**** Records for this task ****

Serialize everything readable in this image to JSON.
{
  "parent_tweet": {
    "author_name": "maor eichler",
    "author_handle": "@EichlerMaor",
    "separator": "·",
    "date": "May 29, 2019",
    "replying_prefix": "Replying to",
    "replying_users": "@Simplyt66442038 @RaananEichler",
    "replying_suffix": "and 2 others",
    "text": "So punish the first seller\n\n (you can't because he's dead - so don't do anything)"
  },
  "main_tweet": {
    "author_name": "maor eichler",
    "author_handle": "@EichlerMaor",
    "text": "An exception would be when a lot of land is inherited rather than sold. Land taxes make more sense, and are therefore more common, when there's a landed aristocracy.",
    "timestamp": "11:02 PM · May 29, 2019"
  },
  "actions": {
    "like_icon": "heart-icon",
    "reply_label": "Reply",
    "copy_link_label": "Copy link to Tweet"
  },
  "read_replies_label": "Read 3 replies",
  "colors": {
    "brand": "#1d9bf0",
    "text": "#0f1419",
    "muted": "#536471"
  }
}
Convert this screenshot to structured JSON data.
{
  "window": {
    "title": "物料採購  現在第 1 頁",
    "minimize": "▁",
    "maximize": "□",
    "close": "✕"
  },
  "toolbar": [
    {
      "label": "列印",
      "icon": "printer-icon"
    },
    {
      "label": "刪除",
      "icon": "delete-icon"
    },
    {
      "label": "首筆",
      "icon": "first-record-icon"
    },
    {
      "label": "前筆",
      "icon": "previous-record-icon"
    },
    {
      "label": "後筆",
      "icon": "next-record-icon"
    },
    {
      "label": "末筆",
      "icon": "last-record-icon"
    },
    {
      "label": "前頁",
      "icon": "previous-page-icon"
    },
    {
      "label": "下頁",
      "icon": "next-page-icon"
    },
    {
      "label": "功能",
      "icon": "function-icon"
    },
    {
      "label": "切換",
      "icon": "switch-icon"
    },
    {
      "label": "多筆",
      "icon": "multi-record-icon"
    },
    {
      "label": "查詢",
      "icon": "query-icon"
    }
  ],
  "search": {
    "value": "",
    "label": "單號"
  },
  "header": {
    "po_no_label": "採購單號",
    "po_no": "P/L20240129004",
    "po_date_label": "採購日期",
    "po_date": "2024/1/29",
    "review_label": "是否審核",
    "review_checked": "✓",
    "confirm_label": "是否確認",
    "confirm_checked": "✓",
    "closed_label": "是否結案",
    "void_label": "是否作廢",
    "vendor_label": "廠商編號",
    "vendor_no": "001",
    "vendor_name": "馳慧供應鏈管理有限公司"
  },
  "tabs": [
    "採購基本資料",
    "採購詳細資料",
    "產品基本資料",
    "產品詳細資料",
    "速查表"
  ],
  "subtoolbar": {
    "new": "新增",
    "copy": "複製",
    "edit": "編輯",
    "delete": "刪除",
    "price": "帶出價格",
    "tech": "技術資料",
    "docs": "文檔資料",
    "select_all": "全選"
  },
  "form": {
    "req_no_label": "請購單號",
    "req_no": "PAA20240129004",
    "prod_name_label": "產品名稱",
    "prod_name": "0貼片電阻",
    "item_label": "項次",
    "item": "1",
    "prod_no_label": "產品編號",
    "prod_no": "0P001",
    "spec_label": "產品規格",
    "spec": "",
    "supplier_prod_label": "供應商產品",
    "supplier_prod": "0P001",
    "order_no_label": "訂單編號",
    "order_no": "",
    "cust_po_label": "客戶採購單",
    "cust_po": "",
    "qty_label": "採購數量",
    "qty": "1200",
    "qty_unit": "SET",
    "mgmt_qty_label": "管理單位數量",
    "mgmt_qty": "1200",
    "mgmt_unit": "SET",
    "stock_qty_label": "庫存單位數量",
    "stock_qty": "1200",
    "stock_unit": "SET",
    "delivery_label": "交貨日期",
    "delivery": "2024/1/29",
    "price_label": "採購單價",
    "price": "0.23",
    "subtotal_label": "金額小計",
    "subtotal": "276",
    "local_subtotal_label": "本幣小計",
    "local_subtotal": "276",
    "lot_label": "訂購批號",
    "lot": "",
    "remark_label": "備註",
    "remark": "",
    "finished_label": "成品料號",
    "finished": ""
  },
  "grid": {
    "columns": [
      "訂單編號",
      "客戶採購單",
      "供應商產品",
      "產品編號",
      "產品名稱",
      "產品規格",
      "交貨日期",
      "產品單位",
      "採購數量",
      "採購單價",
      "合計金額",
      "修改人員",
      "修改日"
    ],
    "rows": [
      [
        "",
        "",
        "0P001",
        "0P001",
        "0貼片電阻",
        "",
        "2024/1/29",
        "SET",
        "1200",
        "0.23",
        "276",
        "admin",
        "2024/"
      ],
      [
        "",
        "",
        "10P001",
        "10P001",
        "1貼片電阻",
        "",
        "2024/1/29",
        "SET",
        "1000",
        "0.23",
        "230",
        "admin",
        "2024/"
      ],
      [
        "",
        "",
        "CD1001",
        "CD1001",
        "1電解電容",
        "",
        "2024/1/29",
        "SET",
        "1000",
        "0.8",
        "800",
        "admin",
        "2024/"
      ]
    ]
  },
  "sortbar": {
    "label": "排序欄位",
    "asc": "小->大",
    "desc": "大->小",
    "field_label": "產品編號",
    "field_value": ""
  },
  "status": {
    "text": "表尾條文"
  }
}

****

Output the lines above verbatim and in full.

Serialize everything readable in this image to JSON.
{
  "parent_tweet": {
    "author_name": "maor eichler",
    "author_handle": "@EichlerMaor",
    "separator": "·",
    "date": "May 29, 2019",
    "replying_prefix": "Replying to",
    "replying_users": "@Simplyt66442038 @RaananEichler",
    "replying_suffix": "and 2 others",
    "text": "So punish the first seller\n\n (you can't because he's dead - so don't do anything)"
  },
  "main_tweet": {
    "author_name": "maor eichler",
    "author_handle": "@EichlerMaor",
    "text": "An exception would be when a lot of land is inherited rather than sold. Land taxes make more sense, and are therefore more common, when there's a landed aristocracy.",
    "timestamp": "11:02 PM · May 29, 2019"
  },
  "actions": {
    "like_icon": "heart-icon",
    "reply_label": "Reply",
    "copy_link_label": "Copy link to Tweet"
  },
  "read_replies_label": "Read 3 replies",
  "colors": {
    "brand": "#1d9bf0",
    "text": "#0f1419",
    "muted": "#536471"
  }
}
Convert this screenshot to structured JSON data.
{
  "window": {
    "title": "物料採購  現在第 1 頁",
    "minimize": "▁",
    "maximize": "□",
    "close": "✕"
  },
  "toolbar": [
    {
      "label": "列印",
      "icon": "printer-icon"
    },
    {
      "label": "刪除",
      "icon": "delete-icon"
    },
    {
      "label": "首筆",
      "icon": "first-record-icon"
    },
    {
      "label": "前筆",
      "icon": "previous-record-icon"
    },
    {
      "label": "後筆",
      "icon": "next-record-icon"
    },
    {
      "label": "末筆",
      "icon": "last-record-icon"
    },
    {
      "label": "前頁",
      "icon": "previous-page-icon"
    },
    {
      "label": "下頁",
      "icon": "next-page-icon"
    },
    {
      "label": "功能",
      "icon": "function-icon"
    },
    {
      "label": "切換",
      "icon": "switch-icon"
    },
    {
      "label": "多筆",
      "icon": "multi-record-icon"
    },
    {
      "label": "查詢",
      "icon": "query-icon"
    }
  ],
  "search": {
    "value": "",
    "label": "單號"
  },
  "header": {
    "po_no_label": "採購單號",
    "po_no": "P/L20240129004",
    "po_date_label": "採購日期",
    "po_date": "2024/1/29",
    "review_label": "是否審核",
    "review_checked": "✓",
    "confirm_label": "是否確認",
    "confirm_checked": "✓",
    "closed_label": "是否結案",
    "void_label": "是否作廢",
    "vendor_label": "廠商編號",
    "vendor_no": "001",
    "vendor_name": "馳慧供應鏈管理有限公司"
  },
  "tabs": [
    "採購基本資料",
    "採購詳細資料",
    "產品基本資料",
    "產品詳細資料",
    "速查表"
  ],
  "subtoolbar": {
    "new": "新增",
    "copy": "複製",
    "edit": "編輯",
    "delete": "刪除",
    "price": "帶出價格",
    "tech": "技術資料",
    "docs": "文檔資料",
    "select_all": "全選"
  },
  "form": {
    "req_no_label": "請購單號",
    "req_no": "PAA20240129004",
    "prod_name_label": "產品名稱",
    "prod_name": "0貼片電阻",
    "item_label": "項次",
    "item": "1",
    "prod_no_label": "產品編號",
    "prod_no": "0P001",
    "spec_label": "產品規格",
    "spec": "",
    "supplier_prod_label": "供應商產品",
    "supplier_prod": "0P001",
    "order_no_label": "訂單編號",
    "order_no": "",
    "cust_po_label": "客戶採購單",
    "cust_po": "",
    "qty_label": "採購數量",
    "qty": "1200",
    "qty_unit": "SET",
    "mgmt_qty_label": "管理單位數量",
    "mgmt_qty": "1200",
    "mgmt_unit": "SET",
    "stock_qty_label": "庫存單位數量",
    "stock_qty": "1200",
    "stock_unit": "SET",
    "delivery_label": "交貨日期",
    "delivery": "2024/1/29",
    "price_label": "採購單價",
    "price": "0.23",
    "subtotal_label": "金額小計",
    "subtotal": "276",
    "local_subtotal_label": "本幣小計",
    "local_subtotal": "276",
    "lot_label": "訂購批號",
    "lot": "",
    "remark_label": "備註",
    "remark": "",
    "finished_label": "成品料號",
    "finished": ""
  },
  "grid": {
    "columns": [
      "訂單編號",
      "客戶採購單",
      "供應商產品",
      "產品編號",
      "產品名稱",
      "產品規格",
      "交貨日期",
      "產品單位",
      "採購數量",
      "採購單價",
      "合計金額",
      "修改人員",
      "修改日"
    ],
    "rows": [
      [
        "",
        "",
        "0P001",
        "0P001",
        "0貼片電阻",
        "",
        "2024/1/29",
        "SET",
        "1200",
        "0.23",
        "276",
        "admin",
        "2024/"
      ],
      [
        "",
        "",
        "10P001",
        "10P001",
        "1貼片電阻",
        "",
        "2024/1/29",
        "SET",
        "1000",
        "0.23",
        "230",
        "admin",
        "2024/"
      ],
      [
        "",
        "",
        "CD1001",
        "CD1001",
        "1電解電容",
        "",
        "2024/1/29",
        "SET",
        "1000",
        "0.8",
        "800",
        "admin",
        "2024/"
      ]
    ]
  },
  "sortbar": {
    "label": "排序欄位",
    "asc": "小->大",
    "desc": "大->小",
    "field_label": "產品編號",
    "field_value": ""
  },
  "status": {
    "text": "表尾條文"
  }
}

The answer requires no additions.